Task statement: Scan the data for lines with "arterial" and report the count by itself.

(Extracted data entries)
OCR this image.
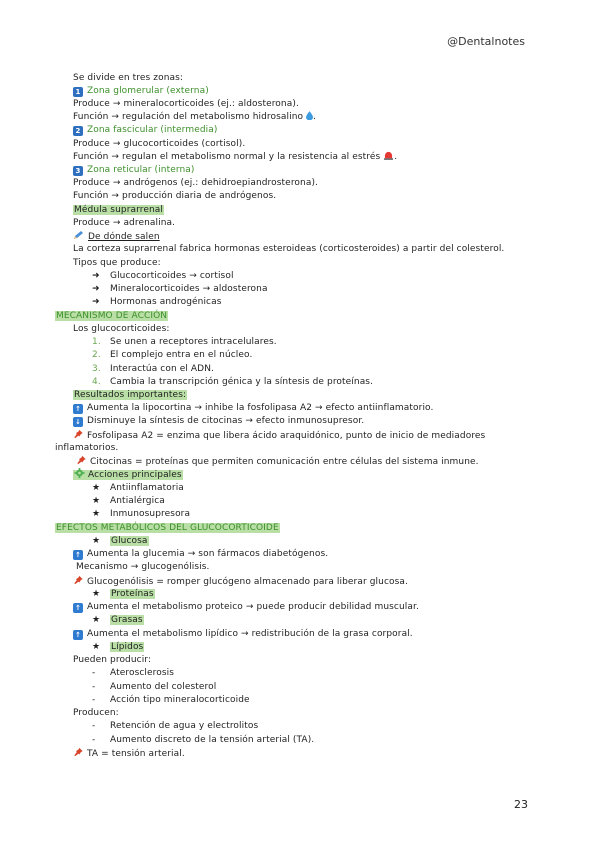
@Dentalnotes
Se divide en tres zonas:
1 Zona glomerular (externa)
Produce → mineralocorticoides (ej.: aldosterona).
Función → regulación del metabolismo hidrosalino .
2 Zona fascicular (intermedia)
Produce → glucocorticoides (cortisol).
Función → regulan el metabolismo normal y la resistencia al estrés .
3 Zona reticular (interna)
Produce → andrógenos (ej.: dehidroepiandrosterona).
Función → producción diaria de andrógenos.
Médula suprarrenal
Produce → adrenalina.
De dónde salen
La corteza suprarrenal fabrica hormonas esteroideas (corticosteroides) a partir del colesterol.
Tipos que produce:
➜ Glucocorticoides → cortisol
➜ Mineralocorticoides → aldosterona
➜ Hormonas androgénicas
MECANISMO DE ACCIÓN
Los glucocorticoides:
1. Se unen a receptores intracelulares.
2. El complejo entra en el núcleo.
3. Interactúa con el ADN.
4. Cambia la transcripción génica y la síntesis de proteínas.
Resultados importantes:
↑ Aumenta la lipocortina → inhibe la fosfolipasa A2 → efecto antiinflamatorio.
↓ Disminuye la síntesis de citocinas → efecto inmunosupresor.
Fosfolipasa A2 = enzima que libera ácido araquidónico, punto de inicio de mediadores
inflamatorios.
Citocinas = proteínas que permiten comunicación entre células del sistema inmune.
Acciones principales
★ Antiinflamatoria
★ Antialérgica
★ Inmunosupresora
EFECTOS METABÓLICOS DEL GLUCOCORTICOIDE
★ Glucosa
↑ Aumenta la glucemia → son fármacos diabetógenos.
Mecanismo → glucogenólisis.
Glucogenólisis = romper glucógeno almacenado para liberar glucosa.
★ Proteínas
↑ Aumenta el metabolismo proteico → puede producir debilidad muscular.
★ Grasas
↑ Aumenta el metabolismo lipídico → redistribución de la grasa corporal.
★ Lípidos
Pueden producir:
- Aterosclerosis
- Aumento del colesterol
- Acción tipo mineralocorticoide
Producen:
- Retención de agua y electrolitos
- Aumento discreto de la tensión arterial (TA).
TA = tensión arterial.
23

Result: 2